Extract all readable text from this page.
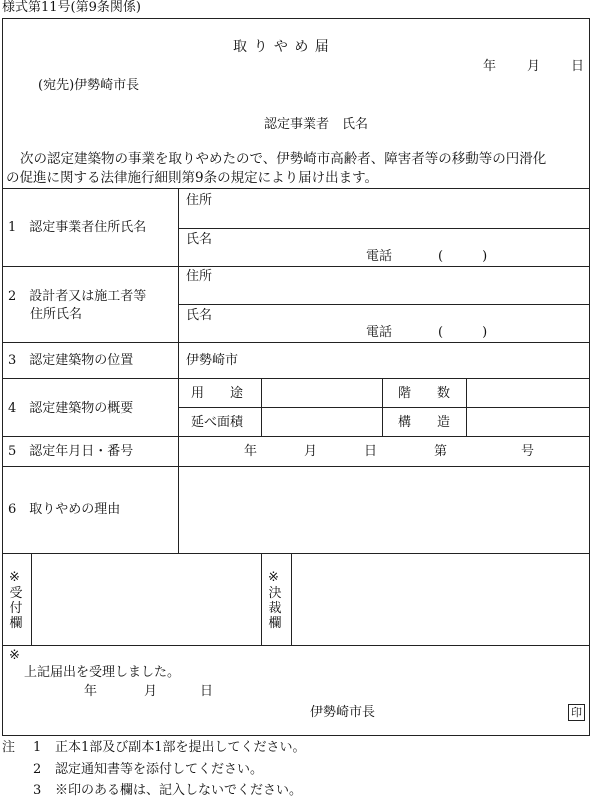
様式第11号(第9条関係)
取 り や め 届
年 月 日
(宛先)伊勢崎市長
認定事業者　氏名
次の認定建築物の事業を取りやめたので、伊勢崎市高齢者、障害者等の移動等の円滑化
の促進に関する法律施行細則第9条の規定により届け出ます。
1　認定事業者住所氏名
住所
氏名
電話	(　　　)
2　設計者又は施工者等
住所氏名
住所
氏名
電話	(　　　)
3　認定建築物の位置	伊勢崎市
4　認定建築物の概要
用　　途	階　　数
延べ面積	構　　造
5　認定年月日・番号	年	月	日	第	号
6　取りやめの理由
※
受付欄
※
決裁欄
※
上記届出を受理しました。
年	月	日
伊勢崎市長	印
注 1 正本1部及び副本1部を提出してください。
2 認定通知書等を添付してください。
3 ※印のある欄は、記入しないでください。
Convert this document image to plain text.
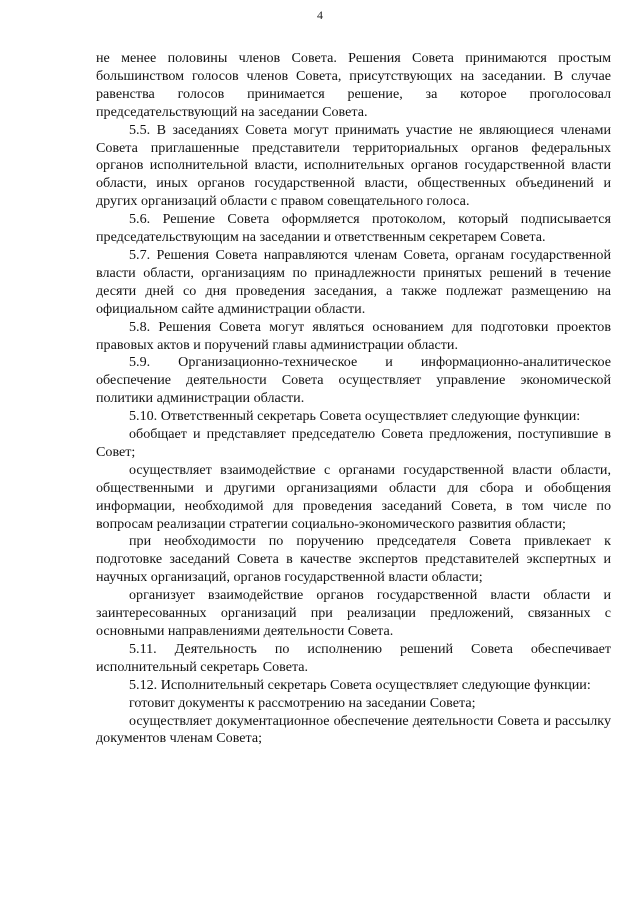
4

не менее половины членов Совета. Решения Совета принимаются простым большинством голосов членов Совета, присутствующих на заседании. В случае равенства голосов принимается решение, за которое проголосовал председательствующий на заседании Совета.

5.5. В заседаниях Совета могут принимать участие не являющиеся членами Совета приглашенные представители территориальных органов федеральных органов исполнительной власти, исполнительных органов государственной власти области, иных органов государственной власти, общественных объединений и других организаций области с правом совещательного голоса.

5.6. Решение Совета оформляется протоколом, который подписывается председательствующим на заседании и ответственным секретарем Совета.

5.7. Решения Совета направляются членам Совета, органам государственной власти области, организациям по принадлежности принятых решений в течение десяти дней со дня проведения заседания, а также подлежат размещению на официальном сайте администрации области.

5.8. Решения Совета могут являться основанием для подготовки проектов правовых актов и поручений главы администрации области.

5.9. Организационно-техническое и информационно-аналитическое обеспечение деятельности Совета осуществляет управление экономической политики администрации области.

5.10. Ответственный секретарь Совета осуществляет следующие функции:

обобщает и представляет председателю Совета предложения, поступившие в Совет;

осуществляет взаимодействие с органами государственной власти области, общественными и другими организациями области для сбора и обобщения информации, необходимой для проведения заседаний Совета, в том числе по вопросам реализации стратегии социально-экономического развития области;

при необходимости по поручению председателя Совета привлекает к подготовке заседаний Совета в качестве экспертов представителей экспертных и научных организаций, органов государственной власти области;

организует взаимодействие органов государственной власти области и заинтересованных организаций при реализации предложений, связанных с основными направлениями деятельности Совета.

5.11. Деятельность по исполнению решений Совета обеспечивает исполнительный секретарь Совета.

5.12. Исполнительный секретарь Совета осуществляет следующие функции:

готовит документы к рассмотрению на заседании Совета;

осуществляет документационное обеспечение деятельности Совета и рассылку документов членам Совета;
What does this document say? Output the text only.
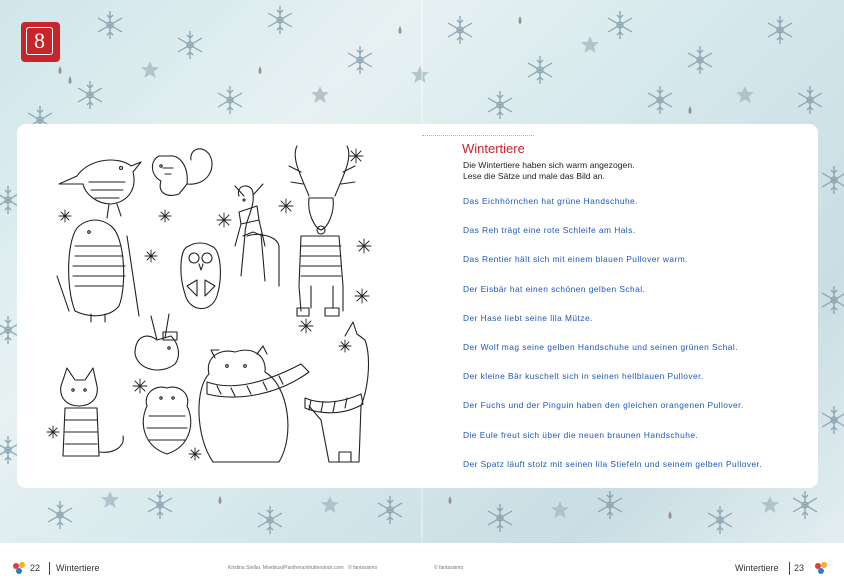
8
Wintertiere
Die Wintertiere haben sich warm angezogen.
Lese die Sätze und male das Bild an.
Das Eichhörnchen hat grüne Handschuhe.
Das Reh trägt eine rote Schleife am Hals.
Das Rentier hält sich mit einem blauen Pullover warm.
Der Eisbär hat einen schönen gelben Schal.
Der Hase liebt seine lila Mütze.
Der Wolf mag seine gelben Handschuhe und seinen grünen Schal.
Der kleine Bär kuschelt sich in seinen hellblauen Pullover.
Der Fuchs und der Pinguin haben den gleichen orangenen Pullover.
Die Eule freut sich über die neuen braunen Handschuhe.
Der Spatz läuft stolz mit seinen lila Stiefeln und seinem gelben Pullover.
22 Wintertiere	Kristina Stellar, Moebiusi/Panthera/shutterstock.com © fantassimo	© fantassimo	Wintertiere 23
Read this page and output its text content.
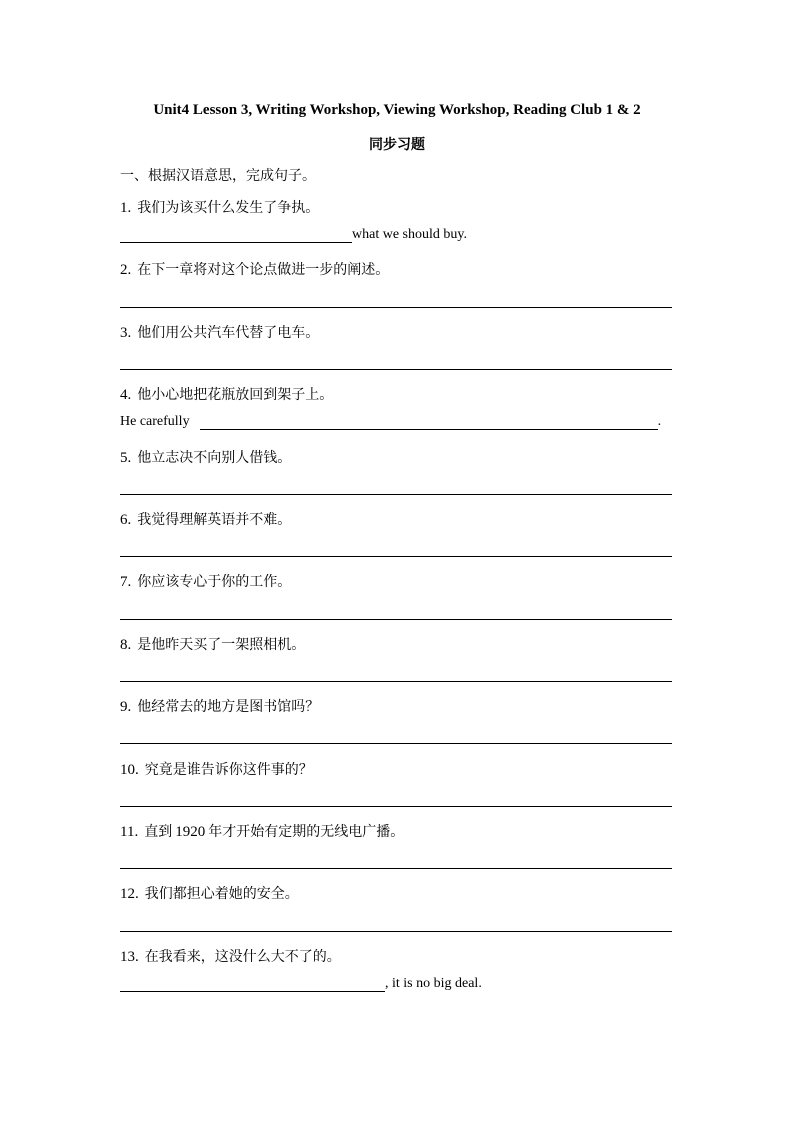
Unit4 Lesson 3, Writing Workshop, Viewing Workshop, Reading Club 1 & 2
同步习题
一、根据汉语意思，完成句子。
1. 我们为该买什么发生了争执。
what we should buy.
2. 在下一章将对这个论点做进一步的阐述。
3. 他们用公共汽车代替了电车。
4. 他小心地把花瓶放回到架子上。
He carefully	.
5. 他立志决不向别人借钱。
6. 我觉得理解英语并不难。
7. 你应该专心于你的工作。
8. 是他昨天买了一架照相机。
9. 他经常去的地方是图书馆吗？
10. 究竟是谁告诉你这件事的？
11. 直到 1920 年才开始有定期的无线电广播。
12. 我们都担心着她的安全。
13. 在我看来，这没什么大不了的。
, it is no big deal.
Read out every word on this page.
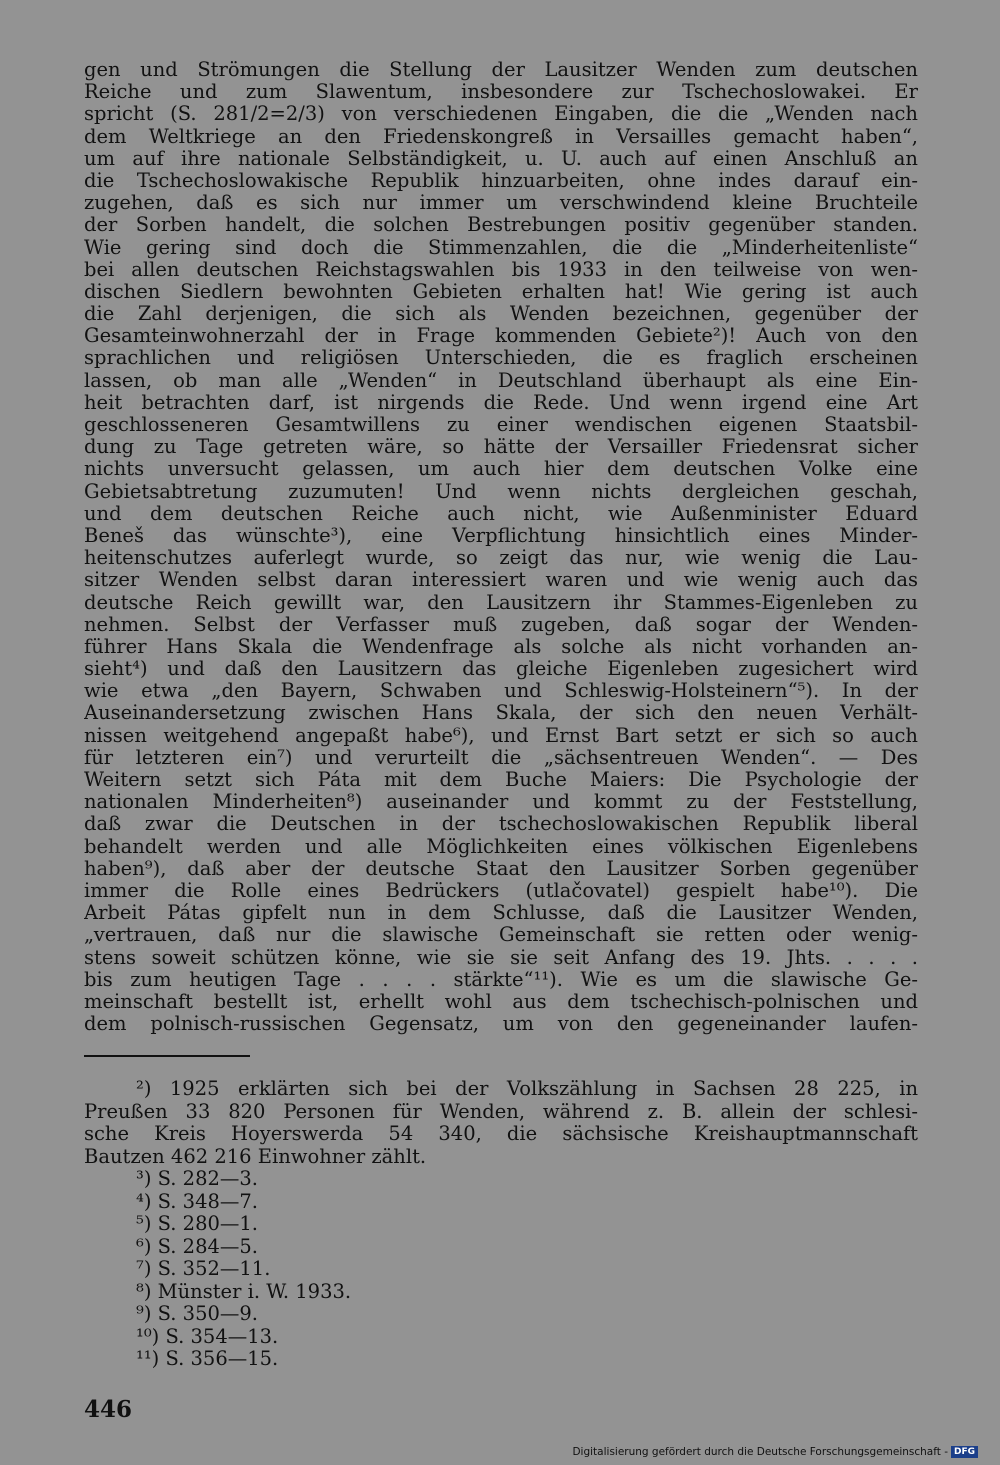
gen und Strömungen die Stellung der Lausitzer Wenden zum deutschen
Reiche und zum Slawentum, insbesondere zur Tschechoslowakei. Er
spricht (S. 281/2=2/3) von verschiedenen Eingaben, die die „Wenden nach
dem Weltkriege an den Friedenskongreß in Versailles gemacht haben“,
um auf ihre nationale Selbständigkeit, u. U. auch auf einen Anschluß an
die Tschechoslowakische Republik hinzuarbeiten, ohne indes darauf ein-
zugehen, daß es sich nur immer um verschwindend kleine Bruchteile
der Sorben handelt, die solchen Bestrebungen positiv gegenüber standen.
Wie gering sind doch die Stimmenzahlen, die die „Minderheitenliste“
bei allen deutschen Reichstagswahlen bis 1933 in den teilweise von wen-
dischen Siedlern bewohnten Gebieten erhalten hat! Wie gering ist auch
die Zahl derjenigen, die sich als Wenden bezeichnen, gegenüber der
Gesamteinwohnerzahl der in Frage kommenden Gebiete²)! Auch von den
sprachlichen und religiösen Unterschieden, die es fraglich erscheinen
lassen, ob man alle „Wenden“ in Deutschland überhaupt als eine Ein-
heit betrachten darf, ist nirgends die Rede. Und wenn irgend eine Art
geschlosseneren Gesamtwillens zu einer wendischen eigenen Staatsbil-
dung zu Tage getreten wäre, so hätte der Versailler Friedensrat sicher
nichts unversucht gelassen, um auch hier dem deutschen Volke eine
Gebietsabtretung zuzumuten! Und wenn nichts dergleichen geschah,
und dem deutschen Reiche auch nicht, wie Außenminister Eduard
Beneš das wünschte³), eine Verpflichtung hinsichtlich eines Minder-
heitenschutzes auferlegt wurde, so zeigt das nur, wie wenig die Lau-
sitzer Wenden selbst daran interessiert waren und wie wenig auch das
deutsche Reich gewillt war, den Lausitzern ihr Stammes-Eigenleben zu
nehmen. Selbst der Verfasser muß zugeben, daß sogar der Wenden-
führer Hans Skala die Wendenfrage als solche als nicht vorhanden an-
sieht⁴) und daß den Lausitzern das gleiche Eigenleben zugesichert wird
wie etwa „den Bayern, Schwaben und Schleswig-Holsteinern“⁵). In der
Auseinandersetzung zwischen Hans Skala, der sich den neuen Verhält-
nissen weitgehend angepaßt habe⁶), und Ernst Bart setzt er sich so auch
für letzteren ein⁷) und verurteilt die „sächsentreuen Wenden“. — Des
Weitern setzt sich Páta mit dem Buche Maiers: Die Psychologie der
nationalen Minderheiten⁸) auseinander und kommt zu der Feststellung,
daß zwar die Deutschen in der tschechoslowakischen Republik liberal
behandelt werden und alle Möglichkeiten eines völkischen Eigenlebens
haben⁹), daß aber der deutsche Staat den Lausitzer Sorben gegenüber
immer die Rolle eines Bedrückers (utlačovatel) gespielt habe¹⁰). Die
Arbeit Pátas gipfelt nun in dem Schlusse, daß die Lausitzer Wenden,
„vertrauen, daß nur die slawische Gemeinschaft sie retten oder wenig-
stens soweit schützen könne, wie sie sie seit Anfang des 19. Jhts. . . . .
bis zum heutigen Tage . . . . stärkte“¹¹). Wie es um die slawische Ge-
meinschaft bestellt ist, erhellt wohl aus dem tschechisch-polnischen und
dem polnisch-russischen Gegensatz, um von den gegeneinander laufen-
²) 1925 erklärten sich bei der Volkszählung in Sachsen 28 225, in
Preußen 33 820 Personen für Wenden, während z. B. allein der schlesi-
sche Kreis Hoyerswerda 54 340, die sächsische Kreishauptmannschaft
Bautzen 462 216 Einwohner zählt.
³) S. 282—3.
⁴) S. 348—7.
⁵) S. 280—1.
⁶) S. 284—5.
⁷) S. 352—11.
⁸) Münster i. W. 1933.
⁹) S. 350—9.
¹⁰) S. 354—13.
¹¹) S. 356—15.
446
Digitalisierung gefördert durch die Deutsche Forschungsgemeinschaft - DFG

---

● **Set exercise**
Check each line of the records for the word "Reiche", and show the lines that contain it.

● **Solution**
Reiche und zum Slawentum, insbesondere zur Tschechoslowakei. Er
und dem deutschen Reiche auch nicht, wie Außenminister Eduard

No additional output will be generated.